Exercise directions
Each line below is to be written out in full, exactly as shown.

Data excerpts
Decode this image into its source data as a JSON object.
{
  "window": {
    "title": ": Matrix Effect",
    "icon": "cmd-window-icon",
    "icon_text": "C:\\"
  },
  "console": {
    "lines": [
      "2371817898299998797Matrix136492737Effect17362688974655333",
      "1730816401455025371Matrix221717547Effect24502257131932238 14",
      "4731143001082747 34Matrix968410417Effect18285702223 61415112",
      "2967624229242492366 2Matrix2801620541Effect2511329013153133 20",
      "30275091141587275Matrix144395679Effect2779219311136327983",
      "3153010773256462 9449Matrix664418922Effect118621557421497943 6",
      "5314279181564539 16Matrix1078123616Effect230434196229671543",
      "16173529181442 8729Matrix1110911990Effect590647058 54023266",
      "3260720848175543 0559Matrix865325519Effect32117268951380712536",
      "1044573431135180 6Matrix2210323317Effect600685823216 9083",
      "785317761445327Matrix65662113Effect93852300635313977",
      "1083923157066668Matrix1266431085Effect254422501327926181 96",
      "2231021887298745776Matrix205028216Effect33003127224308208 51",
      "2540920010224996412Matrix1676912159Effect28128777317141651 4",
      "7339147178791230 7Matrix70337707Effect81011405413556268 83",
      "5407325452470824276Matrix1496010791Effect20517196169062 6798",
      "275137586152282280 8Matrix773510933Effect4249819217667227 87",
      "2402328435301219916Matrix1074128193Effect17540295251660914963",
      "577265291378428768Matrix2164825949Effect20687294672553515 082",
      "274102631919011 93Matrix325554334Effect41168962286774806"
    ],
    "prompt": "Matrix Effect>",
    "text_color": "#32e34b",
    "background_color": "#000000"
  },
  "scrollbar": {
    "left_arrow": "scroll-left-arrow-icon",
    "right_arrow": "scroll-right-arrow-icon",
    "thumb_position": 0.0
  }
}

Answer to this task
Decode this image into its source data as a JSON object.
{
  "window": {
    "title": ": Matrix Effect",
    "icon": "cmd-window-icon",
    "icon_text": "C:\\"
  },
  "console": {
    "lines": [
      "2371817898299998797Matrix136492737Effect17362688974655333",
      "1730816401455025371Matrix221717547Effect24502257131932238 14",
      "4731143001082747 34Matrix968410417Effect18285702223 61415112",
      "2967624229242492366 2Matrix2801620541Effect2511329013153133 20",
      "30275091141587275Matrix144395679Effect2779219311136327983",
      "3153010773256462 9449Matrix664418922Effect118621557421497943 6",
      "5314279181564539 16Matrix1078123616Effect230434196229671543",
      "16173529181442 8729Matrix1110911990Effect590647058 54023266",
      "3260720848175543 0559Matrix865325519Effect32117268951380712536",
      "1044573431135180 6Matrix2210323317Effect600685823216 9083",
      "785317761445327Matrix65662113Effect93852300635313977",
      "1083923157066668Matrix1266431085Effect254422501327926181 96",
      "2231021887298745776Matrix205028216Effect33003127224308208 51",
      "2540920010224996412Matrix1676912159Effect28128777317141651 4",
      "7339147178791230 7Matrix70337707Effect81011405413556268 83",
      "5407325452470824276Matrix1496010791Effect20517196169062 6798",
      "275137586152282280 8Matrix773510933Effect4249819217667227 87",
      "2402328435301219916Matrix1074128193Effect17540295251660914963",
      "577265291378428768Matrix2164825949Effect20687294672553515 082",
      "274102631919011 93Matrix325554334Effect41168962286774806"
    ],
    "prompt": "Matrix Effect>",
    "text_color": "#32e34b",
    "background_color": "#000000"
  },
  "scrollbar": {
    "left_arrow": "scroll-left-arrow-icon",
    "right_arrow": "scroll-right-arrow-icon",
    "thumb_position": 0.0
  }
}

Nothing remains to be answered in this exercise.